§ The task: Search the data for the string "Grilled" and gather each line it is in.

Dataset items:
- - - - - - -
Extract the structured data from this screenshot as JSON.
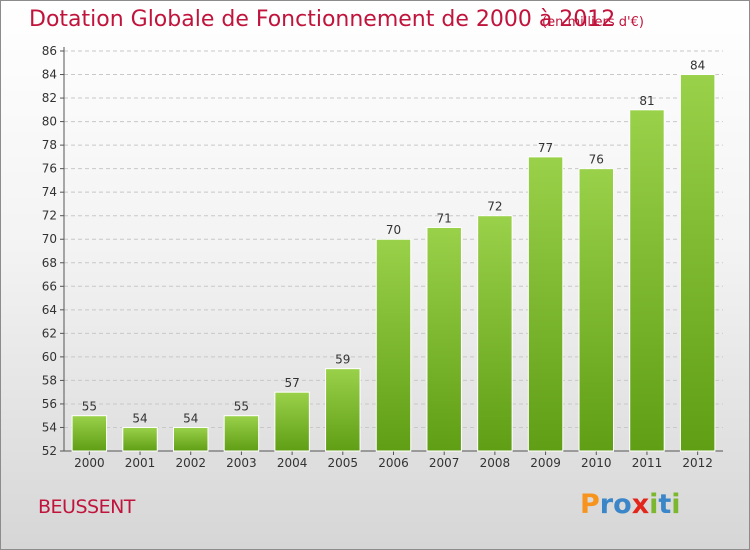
{
  "header": {
    "title": "Dotation Globale de Fonctionnement de 2000 à 2012",
    "subtitle": "(en milliers d'€)"
  },
  "commune": "BEUSSENT",
  "logo": {
    "letters": [
      "P",
      "r",
      "o",
      "x",
      "i",
      "t",
      "i"
    ],
    "colors": [
      "#f7941d",
      "#3a86c8",
      "#3a86c8",
      "#e2261c",
      "#7cb82f",
      "#3a86c8",
      "#7cb82f"
    ]
  },
  "chart_data": {
    "type": "bar",
    "title": "Dotation Globale de Fonctionnement de 2000 à 2012",
    "subtitle": "(en milliers d'€)",
    "categories": [
      "2000",
      "2001",
      "2002",
      "2003",
      "2004",
      "2005",
      "2006",
      "2007",
      "2008",
      "2009",
      "2010",
      "2011",
      "2012"
    ],
    "values": [
      55,
      54,
      54,
      55,
      57,
      59,
      70,
      71,
      72,
      77,
      76,
      81,
      84
    ],
    "ylim": [
      52,
      86
    ],
    "yticks": [
      52,
      54,
      56,
      58,
      60,
      62,
      64,
      66,
      68,
      70,
      72,
      74,
      76,
      78,
      80,
      82,
      84,
      86
    ],
    "grid": true,
    "bar_color": "#7cc033"
  }
}
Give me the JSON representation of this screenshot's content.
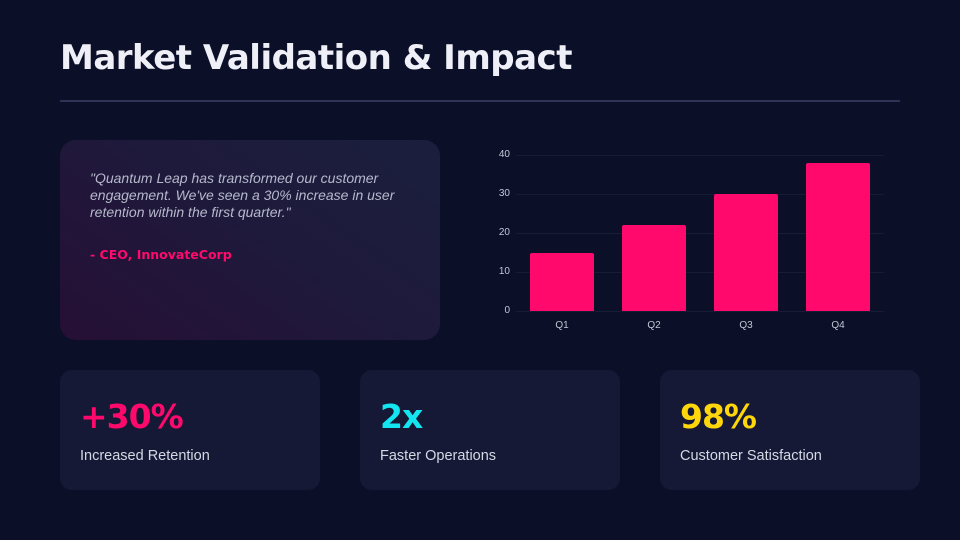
{
  "header": {
    "title": "Market Validation & Impact"
  },
  "testimonial": {
    "quote": "\"Quantum Leap has transformed our customer engagement. We've seen a 30% increase in user retention within the first quarter.\"",
    "author": "- CEO, InnovateCorp"
  },
  "chart_data": {
    "type": "bar",
    "title": "",
    "xlabel": "",
    "ylabel": "",
    "categories": [
      "Q1",
      "Q2",
      "Q3",
      "Q4"
    ],
    "values": [
      15,
      22,
      30,
      38
    ],
    "ylim": [
      0,
      40
    ],
    "yticks": [
      0,
      10,
      20,
      30,
      40
    ],
    "grid": true,
    "legend": false,
    "bar_color": "#ff0a6c"
  },
  "stats": [
    {
      "value": "+30%",
      "label": "Increased Retention",
      "color": "#ff0a6c"
    },
    {
      "value": "2x",
      "label": "Faster Operations",
      "color": "#13e6f0"
    },
    {
      "value": "98%",
      "label": "Customer Satisfaction",
      "color": "#ffd60a"
    }
  ],
  "colors": {
    "background": "#0b0f28",
    "accent_pink": "#ff0a6c",
    "accent_cyan": "#13e6f0",
    "accent_yellow": "#ffd60a",
    "card": "#151936"
  }
}
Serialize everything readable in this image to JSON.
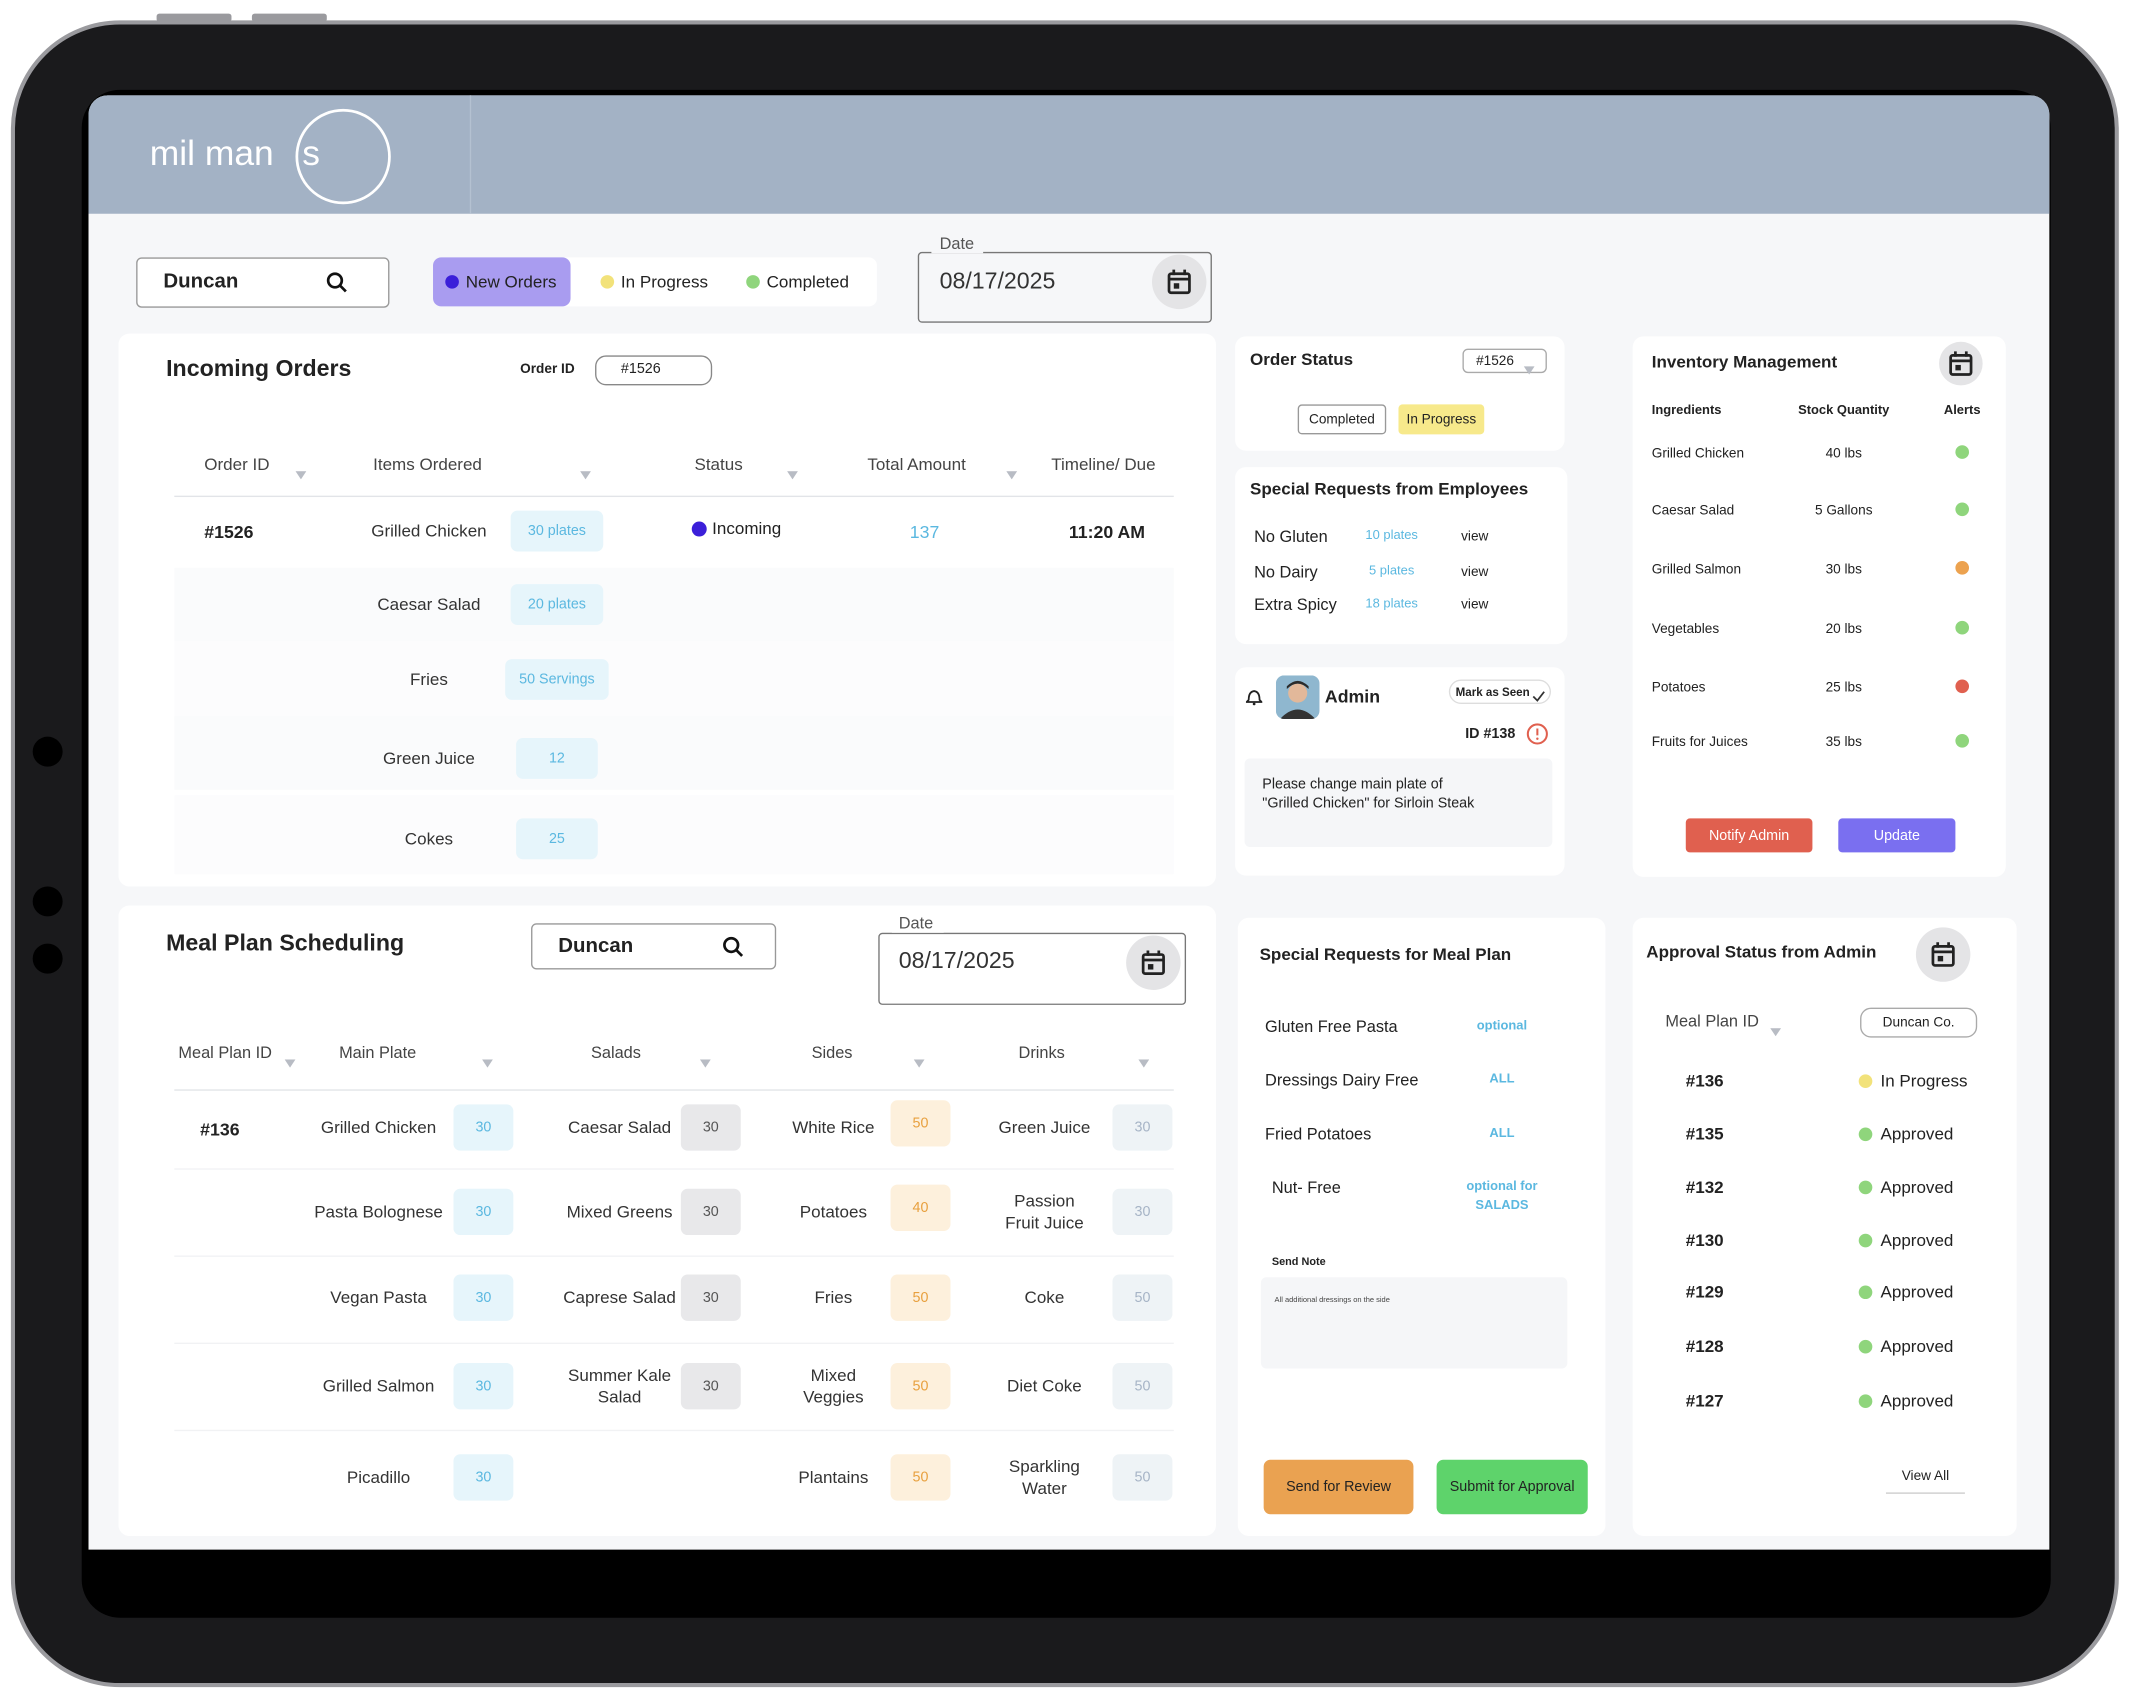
{
  "header": {
    "logo": "mil man",
    "logo_circled": "s"
  },
  "toolbar": {
    "search": "Duncan",
    "filters": [
      {
        "label": "New Orders",
        "color": "#3b1fd9"
      },
      {
        "label": "In Progress",
        "color": "#f2e27a"
      },
      {
        "label": "Completed",
        "color": "#8fd57c"
      }
    ],
    "date_label": "Date",
    "date": "08/17/2025"
  },
  "incoming_orders": {
    "title": "Incoming Orders",
    "order_id_label": "Order ID",
    "order_id": "#1526",
    "columns": [
      "Order ID",
      "Items Ordered",
      "Status",
      "Total Amount",
      "Timeline/ Due"
    ],
    "order": {
      "id": "#1526",
      "status": "Incoming",
      "total": 137,
      "due": "11:20 AM",
      "items": [
        {
          "name": "Grilled Chicken",
          "qty": "30 plates"
        },
        {
          "name": "Caesar Salad",
          "qty": "20 plates"
        },
        {
          "name": "Fries",
          "qty": "50 Servings"
        },
        {
          "name": "Green Juice",
          "qty": 12
        },
        {
          "name": "Cokes",
          "qty": 25
        }
      ]
    }
  },
  "order_status": {
    "title": "Order Status",
    "id": "#1526",
    "buttons": [
      "Completed",
      "In Progress"
    ]
  },
  "special_requests": {
    "title": "Special Requests from Employees",
    "rows": [
      {
        "name": "No Gluten",
        "qty": "10 plates",
        "action": "view"
      },
      {
        "name": "No Dairy",
        "qty": "5 plates",
        "action": "view"
      },
      {
        "name": "Extra Spicy",
        "qty": "18 plates",
        "action": "view"
      }
    ]
  },
  "notification": {
    "sender": "Admin",
    "action": "Mark as Seen",
    "id": "ID #138",
    "message": [
      "Please change main plate of",
      "\"Grilled Chicken\" for Sirloin Steak"
    ]
  },
  "inventory": {
    "title": "Inventory Management",
    "columns": [
      "Ingredients",
      "Stock Quantity",
      "Alerts"
    ],
    "rows": [
      {
        "name": "Grilled Chicken",
        "qty": "40 lbs",
        "alert": "#8fd57c"
      },
      {
        "name": "Caesar Salad",
        "qty": "5 Gallons",
        "alert": "#8fd57c"
      },
      {
        "name": "Grilled Salmon",
        "qty": "30 lbs",
        "alert": "#eca24f"
      },
      {
        "name": "Vegetables",
        "qty": "20 lbs",
        "alert": "#8fd57c"
      },
      {
        "name": "Potatoes",
        "qty": "25 lbs",
        "alert": "#e0604f"
      },
      {
        "name": "Fruits for Juices",
        "qty": "35 lbs",
        "alert": "#8fd57c"
      }
    ],
    "buttons": [
      "Notify Admin",
      "Update"
    ]
  },
  "meal_plan": {
    "title": "Meal Plan Scheduling",
    "search": "Duncan",
    "date_label": "Date",
    "date": "08/17/2025",
    "columns": [
      "Meal Plan ID",
      "Main Plate",
      "Salads",
      "Sides",
      "Drinks"
    ],
    "id": "#136",
    "rows": [
      {
        "main": {
          "name": "Grilled Chicken",
          "qty": 30
        },
        "salad": {
          "name": "Caesar Salad",
          "qty": 30
        },
        "side": {
          "name": "White Rice",
          "qty": 50
        },
        "drink": {
          "name": "Green Juice",
          "qty": 30
        }
      },
      {
        "main": {
          "name": "Pasta Bolognese",
          "qty": 30
        },
        "salad": {
          "name": "Mixed Greens",
          "qty": 30
        },
        "side": {
          "name": "Potatoes",
          "qty": 40
        },
        "drink": {
          "name": "Passion Fruit Juice",
          "qty": 30
        }
      },
      {
        "main": {
          "name": "Vegan Pasta",
          "qty": 30
        },
        "salad": {
          "name": "Caprese Salad",
          "qty": 30
        },
        "side": {
          "name": "Fries",
          "qty": 50
        },
        "drink": {
          "name": "Coke",
          "qty": 50
        }
      },
      {
        "main": {
          "name": "Grilled Salmon",
          "qty": 30
        },
        "salad": {
          "name": "Summer Kale Salad",
          "qty": 30
        },
        "side": {
          "name": "Mixed Veggies",
          "qty": 50
        },
        "drink": {
          "name": "Diet Coke",
          "qty": 50
        }
      },
      {
        "main": {
          "name": "Picadillo",
          "qty": 30
        },
        "salad": null,
        "side": {
          "name": "Plantains",
          "qty": 50
        },
        "drink": {
          "name": "Sparkling Water",
          "qty": 50
        }
      }
    ]
  },
  "meal_requests": {
    "title": "Special Requests for Meal Plan",
    "rows": [
      {
        "name": "Gluten Free Pasta",
        "note": "optional"
      },
      {
        "name": "Dressings Dairy Free",
        "note": "ALL"
      },
      {
        "name": "Fried Potatoes",
        "note": "ALL"
      },
      {
        "name": "Nut- Free",
        "note": "optional for SALADS"
      }
    ],
    "note_label": "Send Note",
    "note": "All additional dressings on the side",
    "buttons": [
      "Send for Review",
      "Submit for Approval"
    ]
  },
  "approval": {
    "title": "Approval Status from Admin",
    "filter_label": "Meal Plan ID",
    "filter": "Duncan Co.",
    "rows": [
      {
        "id": "#136",
        "status": "In Progress",
        "color": "#f2e27a"
      },
      {
        "id": "#135",
        "status": "Approved",
        "color": "#8fd57c"
      },
      {
        "id": "#132",
        "status": "Approved",
        "color": "#8fd57c"
      },
      {
        "id": "#130",
        "status": "Approved",
        "color": "#8fd57c"
      },
      {
        "id": "#129",
        "status": "Approved",
        "color": "#8fd57c"
      },
      {
        "id": "#128",
        "status": "Approved",
        "color": "#8fd57c"
      },
      {
        "id": "#127",
        "status": "Approved",
        "color": "#8fd57c"
      }
    ],
    "link": "View All"
  }
}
- - - - - - -
§ Output for this task:
          "name": "Grilled Chicken",
      "\"Grilled Chicken\" for Sirloin Steak"
        "name": "Grilled Chicken",
        "name": "Grilled Salmon",
          "name": "Grilled Chicken",
          "name": "Grilled Salmon",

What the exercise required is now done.